Would you copy out the whole listing exactly as given?

--- Start ---

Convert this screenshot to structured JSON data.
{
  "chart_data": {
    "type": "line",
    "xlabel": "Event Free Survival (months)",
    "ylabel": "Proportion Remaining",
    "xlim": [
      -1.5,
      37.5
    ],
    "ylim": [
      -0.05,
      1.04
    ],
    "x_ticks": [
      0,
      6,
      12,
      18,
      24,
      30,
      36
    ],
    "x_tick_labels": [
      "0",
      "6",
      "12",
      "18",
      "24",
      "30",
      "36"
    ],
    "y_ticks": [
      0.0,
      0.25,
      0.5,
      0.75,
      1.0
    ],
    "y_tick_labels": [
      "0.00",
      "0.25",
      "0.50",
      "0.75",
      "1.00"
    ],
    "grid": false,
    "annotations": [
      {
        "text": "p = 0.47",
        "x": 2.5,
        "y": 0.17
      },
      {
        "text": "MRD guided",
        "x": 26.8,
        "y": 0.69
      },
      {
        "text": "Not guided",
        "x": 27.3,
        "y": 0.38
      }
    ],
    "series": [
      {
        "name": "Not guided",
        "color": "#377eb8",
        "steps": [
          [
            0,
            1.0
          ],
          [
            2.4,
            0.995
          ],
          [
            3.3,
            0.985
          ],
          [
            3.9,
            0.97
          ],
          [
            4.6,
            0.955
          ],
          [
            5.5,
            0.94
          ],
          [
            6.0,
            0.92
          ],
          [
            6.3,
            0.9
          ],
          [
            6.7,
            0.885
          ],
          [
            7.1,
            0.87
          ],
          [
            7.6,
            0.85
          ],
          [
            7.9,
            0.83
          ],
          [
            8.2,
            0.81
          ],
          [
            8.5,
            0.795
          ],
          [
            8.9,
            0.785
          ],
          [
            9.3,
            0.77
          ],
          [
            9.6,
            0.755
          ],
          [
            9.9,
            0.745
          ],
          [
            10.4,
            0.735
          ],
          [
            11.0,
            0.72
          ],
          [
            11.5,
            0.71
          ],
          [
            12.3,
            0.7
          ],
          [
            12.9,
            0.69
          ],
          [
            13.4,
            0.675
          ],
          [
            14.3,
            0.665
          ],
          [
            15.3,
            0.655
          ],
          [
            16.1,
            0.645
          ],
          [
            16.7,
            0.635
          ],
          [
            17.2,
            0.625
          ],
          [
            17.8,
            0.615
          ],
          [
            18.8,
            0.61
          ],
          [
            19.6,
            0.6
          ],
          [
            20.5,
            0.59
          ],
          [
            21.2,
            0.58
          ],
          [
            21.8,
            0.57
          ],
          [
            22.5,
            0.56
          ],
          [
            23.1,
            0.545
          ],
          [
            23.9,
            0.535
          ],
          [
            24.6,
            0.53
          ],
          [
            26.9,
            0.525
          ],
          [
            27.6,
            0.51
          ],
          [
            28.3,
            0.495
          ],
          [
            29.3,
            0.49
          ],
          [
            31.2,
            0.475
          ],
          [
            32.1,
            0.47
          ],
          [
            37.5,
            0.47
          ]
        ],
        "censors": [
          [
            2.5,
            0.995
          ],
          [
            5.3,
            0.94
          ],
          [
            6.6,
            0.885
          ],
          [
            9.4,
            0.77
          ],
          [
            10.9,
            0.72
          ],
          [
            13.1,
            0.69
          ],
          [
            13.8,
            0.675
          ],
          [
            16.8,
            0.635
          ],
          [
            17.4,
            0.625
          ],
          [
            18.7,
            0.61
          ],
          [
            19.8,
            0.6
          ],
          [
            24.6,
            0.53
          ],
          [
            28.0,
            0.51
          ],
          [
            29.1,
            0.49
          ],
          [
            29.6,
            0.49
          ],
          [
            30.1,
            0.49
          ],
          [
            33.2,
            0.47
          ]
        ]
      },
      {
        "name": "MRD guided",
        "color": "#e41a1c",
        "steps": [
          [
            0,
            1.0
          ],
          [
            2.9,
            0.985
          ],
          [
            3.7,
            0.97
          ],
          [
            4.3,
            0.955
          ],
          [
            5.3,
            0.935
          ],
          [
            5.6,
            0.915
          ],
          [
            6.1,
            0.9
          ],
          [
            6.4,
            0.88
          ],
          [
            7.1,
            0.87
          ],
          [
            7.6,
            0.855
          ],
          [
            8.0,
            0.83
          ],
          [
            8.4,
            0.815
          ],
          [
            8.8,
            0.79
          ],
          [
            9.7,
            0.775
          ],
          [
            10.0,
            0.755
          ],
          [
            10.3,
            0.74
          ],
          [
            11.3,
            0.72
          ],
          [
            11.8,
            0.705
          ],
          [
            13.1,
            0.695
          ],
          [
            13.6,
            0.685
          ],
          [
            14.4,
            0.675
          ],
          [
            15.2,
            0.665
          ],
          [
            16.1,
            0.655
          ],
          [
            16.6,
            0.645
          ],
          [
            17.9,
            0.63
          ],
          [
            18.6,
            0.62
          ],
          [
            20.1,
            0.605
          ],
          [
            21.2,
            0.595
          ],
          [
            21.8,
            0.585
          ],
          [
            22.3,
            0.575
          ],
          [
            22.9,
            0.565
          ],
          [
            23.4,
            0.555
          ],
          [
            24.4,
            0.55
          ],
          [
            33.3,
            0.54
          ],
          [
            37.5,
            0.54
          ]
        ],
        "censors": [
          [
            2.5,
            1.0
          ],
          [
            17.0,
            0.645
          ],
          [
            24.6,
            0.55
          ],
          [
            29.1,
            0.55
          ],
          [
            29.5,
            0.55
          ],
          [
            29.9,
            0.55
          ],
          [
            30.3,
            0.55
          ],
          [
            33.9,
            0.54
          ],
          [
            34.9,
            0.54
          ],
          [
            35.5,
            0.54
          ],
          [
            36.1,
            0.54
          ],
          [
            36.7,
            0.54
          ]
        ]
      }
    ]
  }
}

--- End ---

### Correct output
Convert this screenshot to structured JSON data.
{
  "chart_data": {
    "type": "line",
    "xlabel": "Event Free Survival (months)",
    "ylabel": "Proportion Remaining",
    "xlim": [
      -1.5,
      37.5
    ],
    "ylim": [
      -0.05,
      1.04
    ],
    "x_ticks": [
      0,
      6,
      12,
      18,
      24,
      30,
      36
    ],
    "x_tick_labels": [
      "0",
      "6",
      "12",
      "18",
      "24",
      "30",
      "36"
    ],
    "y_ticks": [
      0.0,
      0.25,
      0.5,
      0.75,
      1.0
    ],
    "y_tick_labels": [
      "0.00",
      "0.25",
      "0.50",
      "0.75",
      "1.00"
    ],
    "grid": false,
    "annotations": [
      {
        "text": "p = 0.47",
        "x": 2.5,
        "y": 0.17
      },
      {
        "text": "MRD guided",
        "x": 26.8,
        "y": 0.69
      },
      {
        "text": "Not guided",
        "x": 27.3,
        "y": 0.38
      }
    ],
    "series": [
      {
        "name": "Not guided",
        "color": "#377eb8",
        "steps": [
          [
            0,
            1.0
          ],
          [
            2.4,
            0.995
          ],
          [
            3.3,
            0.985
          ],
          [
            3.9,
            0.97
          ],
          [
            4.6,
            0.955
          ],
          [
            5.5,
            0.94
          ],
          [
            6.0,
            0.92
          ],
          [
            6.3,
            0.9
          ],
          [
            6.7,
            0.885
          ],
          [
            7.1,
            0.87
          ],
          [
            7.6,
            0.85
          ],
          [
            7.9,
            0.83
          ],
          [
            8.2,
            0.81
          ],
          [
            8.5,
            0.795
          ],
          [
            8.9,
            0.785
          ],
          [
            9.3,
            0.77
          ],
          [
            9.6,
            0.755
          ],
          [
            9.9,
            0.745
          ],
          [
            10.4,
            0.735
          ],
          [
            11.0,
            0.72
          ],
          [
            11.5,
            0.71
          ],
          [
            12.3,
            0.7
          ],
          [
            12.9,
            0.69
          ],
          [
            13.4,
            0.675
          ],
          [
            14.3,
            0.665
          ],
          [
            15.3,
            0.655
          ],
          [
            16.1,
            0.645
          ],
          [
            16.7,
            0.635
          ],
          [
            17.2,
            0.625
          ],
          [
            17.8,
            0.615
          ],
          [
            18.8,
            0.61
          ],
          [
            19.6,
            0.6
          ],
          [
            20.5,
            0.59
          ],
          [
            21.2,
            0.58
          ],
          [
            21.8,
            0.57
          ],
          [
            22.5,
            0.56
          ],
          [
            23.1,
            0.545
          ],
          [
            23.9,
            0.535
          ],
          [
            24.6,
            0.53
          ],
          [
            26.9,
            0.525
          ],
          [
            27.6,
            0.51
          ],
          [
            28.3,
            0.495
          ],
          [
            29.3,
            0.49
          ],
          [
            31.2,
            0.475
          ],
          [
            32.1,
            0.47
          ],
          [
            37.5,
            0.47
          ]
        ],
        "censors": [
          [
            2.5,
            0.995
          ],
          [
            5.3,
            0.94
          ],
          [
            6.6,
            0.885
          ],
          [
            9.4,
            0.77
          ],
          [
            10.9,
            0.72
          ],
          [
            13.1,
            0.69
          ],
          [
            13.8,
            0.675
          ],
          [
            16.8,
            0.635
          ],
          [
            17.4,
            0.625
          ],
          [
            18.7,
            0.61
          ],
          [
            19.8,
            0.6
          ],
          [
            24.6,
            0.53
          ],
          [
            28.0,
            0.51
          ],
          [
            29.1,
            0.49
          ],
          [
            29.6,
            0.49
          ],
          [
            30.1,
            0.49
          ],
          [
            33.2,
            0.47
          ]
        ]
      },
      {
        "name": "MRD guided",
        "color": "#e41a1c",
        "steps": [
          [
            0,
            1.0
          ],
          [
            2.9,
            0.985
          ],
          [
            3.7,
            0.97
          ],
          [
            4.3,
            0.955
          ],
          [
            5.3,
            0.935
          ],
          [
            5.6,
            0.915
          ],
          [
            6.1,
            0.9
          ],
          [
            6.4,
            0.88
          ],
          [
            7.1,
            0.87
          ],
          [
            7.6,
            0.855
          ],
          [
            8.0,
            0.83
          ],
          [
            8.4,
            0.815
          ],
          [
            8.8,
            0.79
          ],
          [
            9.7,
            0.775
          ],
          [
            10.0,
            0.755
          ],
          [
            10.3,
            0.74
          ],
          [
            11.3,
            0.72
          ],
          [
            11.8,
            0.705
          ],
          [
            13.1,
            0.695
          ],
          [
            13.6,
            0.685
          ],
          [
            14.4,
            0.675
          ],
          [
            15.2,
            0.665
          ],
          [
            16.1,
            0.655
          ],
          [
            16.6,
            0.645
          ],
          [
            17.9,
            0.63
          ],
          [
            18.6,
            0.62
          ],
          [
            20.1,
            0.605
          ],
          [
            21.2,
            0.595
          ],
          [
            21.8,
            0.585
          ],
          [
            22.3,
            0.575
          ],
          [
            22.9,
            0.565
          ],
          [
            23.4,
            0.555
          ],
          [
            24.4,
            0.55
          ],
          [
            33.3,
            0.54
          ],
          [
            37.5,
            0.54
          ]
        ],
        "censors": [
          [
            2.5,
            1.0
          ],
          [
            17.0,
            0.645
          ],
          [
            24.6,
            0.55
          ],
          [
            29.1,
            0.55
          ],
          [
            29.5,
            0.55
          ],
          [
            29.9,
            0.55
          ],
          [
            30.3,
            0.55
          ],
          [
            33.9,
            0.54
          ],
          [
            34.9,
            0.54
          ],
          [
            35.5,
            0.54
          ],
          [
            36.1,
            0.54
          ],
          [
            36.7,
            0.54
          ]
        ]
      }
    ]
  }
}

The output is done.